» Stated task
Copy each line exactly.

Records from a data source
+ + + + +

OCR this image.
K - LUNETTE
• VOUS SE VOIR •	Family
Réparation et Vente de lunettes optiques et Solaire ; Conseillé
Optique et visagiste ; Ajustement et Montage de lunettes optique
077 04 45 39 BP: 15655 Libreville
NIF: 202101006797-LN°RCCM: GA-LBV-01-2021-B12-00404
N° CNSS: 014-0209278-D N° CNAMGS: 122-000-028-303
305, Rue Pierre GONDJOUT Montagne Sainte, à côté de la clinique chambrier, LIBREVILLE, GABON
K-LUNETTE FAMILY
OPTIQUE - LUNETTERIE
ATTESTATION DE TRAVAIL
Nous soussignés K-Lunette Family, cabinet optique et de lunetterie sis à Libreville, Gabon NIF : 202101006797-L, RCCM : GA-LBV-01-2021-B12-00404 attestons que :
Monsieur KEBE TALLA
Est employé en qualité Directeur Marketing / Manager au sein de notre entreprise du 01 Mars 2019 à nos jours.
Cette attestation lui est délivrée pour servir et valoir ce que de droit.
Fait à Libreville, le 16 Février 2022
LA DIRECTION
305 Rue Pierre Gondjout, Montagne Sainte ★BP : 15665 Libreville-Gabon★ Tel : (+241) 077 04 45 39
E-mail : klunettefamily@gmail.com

+ + + + +

» Exercise response
OCR this image.
K - LUNETTE
• VOUS SE VOIR •	Family
Réparation et Vente de lunettes optiques et Solaire ; Conseillé
Optique et visagiste ; Ajustement et Montage de lunettes optique
077 04 45 39 BP: 15655 Libreville
NIF: 202101006797-LN°RCCM: GA-LBV-01-2021-B12-00404
N° CNSS: 014-0209278-D N° CNAMGS: 122-000-028-303
305, Rue Pierre GONDJOUT Montagne Sainte, à côté de la clinique chambrier, LIBREVILLE, GABON
K-LUNETTE FAMILY
OPTIQUE - LUNETTERIE
ATTESTATION DE TRAVAIL
Nous soussignés K-Lunette Family, cabinet optique et de lunetterie sis à Libreville, Gabon NIF : 202101006797-L, RCCM : GA-LBV-01-2021-B12-00404 attestons que :
Monsieur KEBE TALLA
Est employé en qualité Directeur Marketing / Manager au sein de notre entreprise du 01 Mars 2019 à nos jours.
Cette attestation lui est délivrée pour servir et valoir ce que de droit.
Fait à Libreville, le 16 Février 2022
LA DIRECTION
305 Rue Pierre Gondjout, Montagne Sainte ★BP : 15665 Libreville-Gabon★ Tel : (+241) 077 04 45 39
E-mail : klunettefamily@gmail.com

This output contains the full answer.